(begin)

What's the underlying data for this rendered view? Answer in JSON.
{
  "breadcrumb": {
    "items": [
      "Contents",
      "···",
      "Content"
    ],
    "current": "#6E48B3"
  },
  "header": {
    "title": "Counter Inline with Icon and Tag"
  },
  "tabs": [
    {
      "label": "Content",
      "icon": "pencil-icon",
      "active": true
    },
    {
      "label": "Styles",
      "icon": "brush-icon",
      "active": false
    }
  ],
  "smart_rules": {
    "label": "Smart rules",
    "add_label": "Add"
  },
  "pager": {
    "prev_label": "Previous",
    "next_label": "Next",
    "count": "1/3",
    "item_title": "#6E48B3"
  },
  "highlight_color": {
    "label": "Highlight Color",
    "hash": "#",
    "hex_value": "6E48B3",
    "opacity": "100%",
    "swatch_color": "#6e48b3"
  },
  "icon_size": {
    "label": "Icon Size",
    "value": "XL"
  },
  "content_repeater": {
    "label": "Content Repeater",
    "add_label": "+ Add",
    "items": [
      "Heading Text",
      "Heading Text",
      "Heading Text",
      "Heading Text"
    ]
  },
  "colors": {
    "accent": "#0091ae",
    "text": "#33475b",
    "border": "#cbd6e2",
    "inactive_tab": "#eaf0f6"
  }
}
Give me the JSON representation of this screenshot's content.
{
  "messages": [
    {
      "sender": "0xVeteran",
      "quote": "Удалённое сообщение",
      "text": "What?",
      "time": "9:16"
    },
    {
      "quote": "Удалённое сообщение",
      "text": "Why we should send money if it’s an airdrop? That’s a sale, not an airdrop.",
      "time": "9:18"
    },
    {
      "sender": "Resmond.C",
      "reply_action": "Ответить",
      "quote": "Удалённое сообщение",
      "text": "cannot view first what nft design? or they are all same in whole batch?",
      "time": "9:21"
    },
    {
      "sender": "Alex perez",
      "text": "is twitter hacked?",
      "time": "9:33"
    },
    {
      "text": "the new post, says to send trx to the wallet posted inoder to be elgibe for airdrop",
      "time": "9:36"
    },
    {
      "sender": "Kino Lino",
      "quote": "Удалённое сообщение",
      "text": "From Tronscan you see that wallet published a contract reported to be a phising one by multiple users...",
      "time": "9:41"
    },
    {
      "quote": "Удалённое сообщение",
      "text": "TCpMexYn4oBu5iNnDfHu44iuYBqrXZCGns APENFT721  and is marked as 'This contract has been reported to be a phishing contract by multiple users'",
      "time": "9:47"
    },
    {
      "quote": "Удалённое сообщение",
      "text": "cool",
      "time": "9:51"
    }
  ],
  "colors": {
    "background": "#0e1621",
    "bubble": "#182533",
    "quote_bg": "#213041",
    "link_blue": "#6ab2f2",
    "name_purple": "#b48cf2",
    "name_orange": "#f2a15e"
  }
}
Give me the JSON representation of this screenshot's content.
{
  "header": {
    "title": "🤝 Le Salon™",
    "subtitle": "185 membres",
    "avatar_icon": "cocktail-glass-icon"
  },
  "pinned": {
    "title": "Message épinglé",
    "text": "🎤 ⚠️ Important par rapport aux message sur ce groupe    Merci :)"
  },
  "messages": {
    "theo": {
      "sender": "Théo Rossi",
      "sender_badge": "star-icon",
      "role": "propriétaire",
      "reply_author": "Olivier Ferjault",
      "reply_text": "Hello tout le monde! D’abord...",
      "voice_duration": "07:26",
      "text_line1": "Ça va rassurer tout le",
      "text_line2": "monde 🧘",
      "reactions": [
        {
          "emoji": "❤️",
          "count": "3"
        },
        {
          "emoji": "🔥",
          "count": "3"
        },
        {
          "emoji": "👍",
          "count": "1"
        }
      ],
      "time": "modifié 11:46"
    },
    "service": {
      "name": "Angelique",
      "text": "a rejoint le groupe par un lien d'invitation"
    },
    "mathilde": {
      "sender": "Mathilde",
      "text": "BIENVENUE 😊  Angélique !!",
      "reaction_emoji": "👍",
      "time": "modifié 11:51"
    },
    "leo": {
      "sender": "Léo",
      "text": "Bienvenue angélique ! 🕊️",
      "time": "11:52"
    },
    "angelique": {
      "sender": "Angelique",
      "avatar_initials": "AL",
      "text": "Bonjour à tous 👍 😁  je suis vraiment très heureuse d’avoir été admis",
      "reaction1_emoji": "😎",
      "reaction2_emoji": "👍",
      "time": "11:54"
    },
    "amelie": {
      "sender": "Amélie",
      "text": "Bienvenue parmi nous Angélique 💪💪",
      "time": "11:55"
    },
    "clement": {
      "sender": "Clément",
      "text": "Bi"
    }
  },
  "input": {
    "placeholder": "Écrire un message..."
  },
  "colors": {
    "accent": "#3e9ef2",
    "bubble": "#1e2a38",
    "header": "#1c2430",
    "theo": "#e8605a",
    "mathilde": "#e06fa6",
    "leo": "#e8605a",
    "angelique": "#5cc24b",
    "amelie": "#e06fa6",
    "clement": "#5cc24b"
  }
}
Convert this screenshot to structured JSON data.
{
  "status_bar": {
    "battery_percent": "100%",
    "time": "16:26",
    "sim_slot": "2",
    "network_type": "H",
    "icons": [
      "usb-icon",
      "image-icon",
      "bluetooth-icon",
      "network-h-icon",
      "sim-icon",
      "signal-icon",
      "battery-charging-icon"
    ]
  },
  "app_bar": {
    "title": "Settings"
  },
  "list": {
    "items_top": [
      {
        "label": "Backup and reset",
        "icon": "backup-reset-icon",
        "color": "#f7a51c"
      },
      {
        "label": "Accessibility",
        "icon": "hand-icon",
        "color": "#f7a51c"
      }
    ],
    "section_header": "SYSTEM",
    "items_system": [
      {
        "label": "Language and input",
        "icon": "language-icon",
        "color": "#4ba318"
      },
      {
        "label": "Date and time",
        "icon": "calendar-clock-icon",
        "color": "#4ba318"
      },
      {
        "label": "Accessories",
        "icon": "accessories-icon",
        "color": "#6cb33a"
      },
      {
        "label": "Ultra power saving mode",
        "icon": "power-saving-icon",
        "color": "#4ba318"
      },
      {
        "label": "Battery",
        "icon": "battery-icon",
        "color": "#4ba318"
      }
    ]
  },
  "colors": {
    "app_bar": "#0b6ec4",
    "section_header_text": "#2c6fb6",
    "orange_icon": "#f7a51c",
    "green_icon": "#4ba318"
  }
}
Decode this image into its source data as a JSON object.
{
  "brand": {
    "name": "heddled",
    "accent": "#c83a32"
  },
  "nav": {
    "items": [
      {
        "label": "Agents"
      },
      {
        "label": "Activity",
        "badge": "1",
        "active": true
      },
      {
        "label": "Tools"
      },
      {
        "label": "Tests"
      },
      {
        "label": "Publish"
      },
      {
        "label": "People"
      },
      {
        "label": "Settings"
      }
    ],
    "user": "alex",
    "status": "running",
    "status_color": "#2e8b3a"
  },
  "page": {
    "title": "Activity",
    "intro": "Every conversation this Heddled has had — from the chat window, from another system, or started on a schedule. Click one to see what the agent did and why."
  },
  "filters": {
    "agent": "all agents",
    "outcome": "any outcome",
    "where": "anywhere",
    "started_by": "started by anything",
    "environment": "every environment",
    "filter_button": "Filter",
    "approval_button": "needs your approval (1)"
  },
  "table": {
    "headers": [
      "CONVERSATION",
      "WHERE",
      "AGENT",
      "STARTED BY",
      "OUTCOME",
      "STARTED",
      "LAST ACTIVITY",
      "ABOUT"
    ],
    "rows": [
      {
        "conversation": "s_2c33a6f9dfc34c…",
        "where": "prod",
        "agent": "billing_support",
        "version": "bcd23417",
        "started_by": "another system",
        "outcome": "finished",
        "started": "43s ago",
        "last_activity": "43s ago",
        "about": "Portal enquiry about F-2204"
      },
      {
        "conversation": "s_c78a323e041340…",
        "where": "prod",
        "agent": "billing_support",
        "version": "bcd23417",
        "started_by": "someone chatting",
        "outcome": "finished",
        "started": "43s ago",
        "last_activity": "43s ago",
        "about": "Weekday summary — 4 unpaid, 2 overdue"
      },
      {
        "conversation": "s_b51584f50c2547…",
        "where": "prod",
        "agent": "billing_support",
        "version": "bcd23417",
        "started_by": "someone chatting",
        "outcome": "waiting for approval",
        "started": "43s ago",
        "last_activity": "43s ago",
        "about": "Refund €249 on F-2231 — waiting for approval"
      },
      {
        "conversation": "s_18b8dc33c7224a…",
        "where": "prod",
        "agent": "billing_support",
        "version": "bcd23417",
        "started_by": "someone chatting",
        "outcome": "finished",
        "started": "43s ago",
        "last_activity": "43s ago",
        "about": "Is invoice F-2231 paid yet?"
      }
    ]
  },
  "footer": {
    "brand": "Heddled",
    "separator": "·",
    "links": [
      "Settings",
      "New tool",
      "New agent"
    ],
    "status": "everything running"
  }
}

(end)

» Objective:
Check each line of the records above for the string "accent", and report every line that has it.

» Task answer:
    "accent": "#0091ae",
    "accent": "#3e9ef2",
    "accent": "#c83a32"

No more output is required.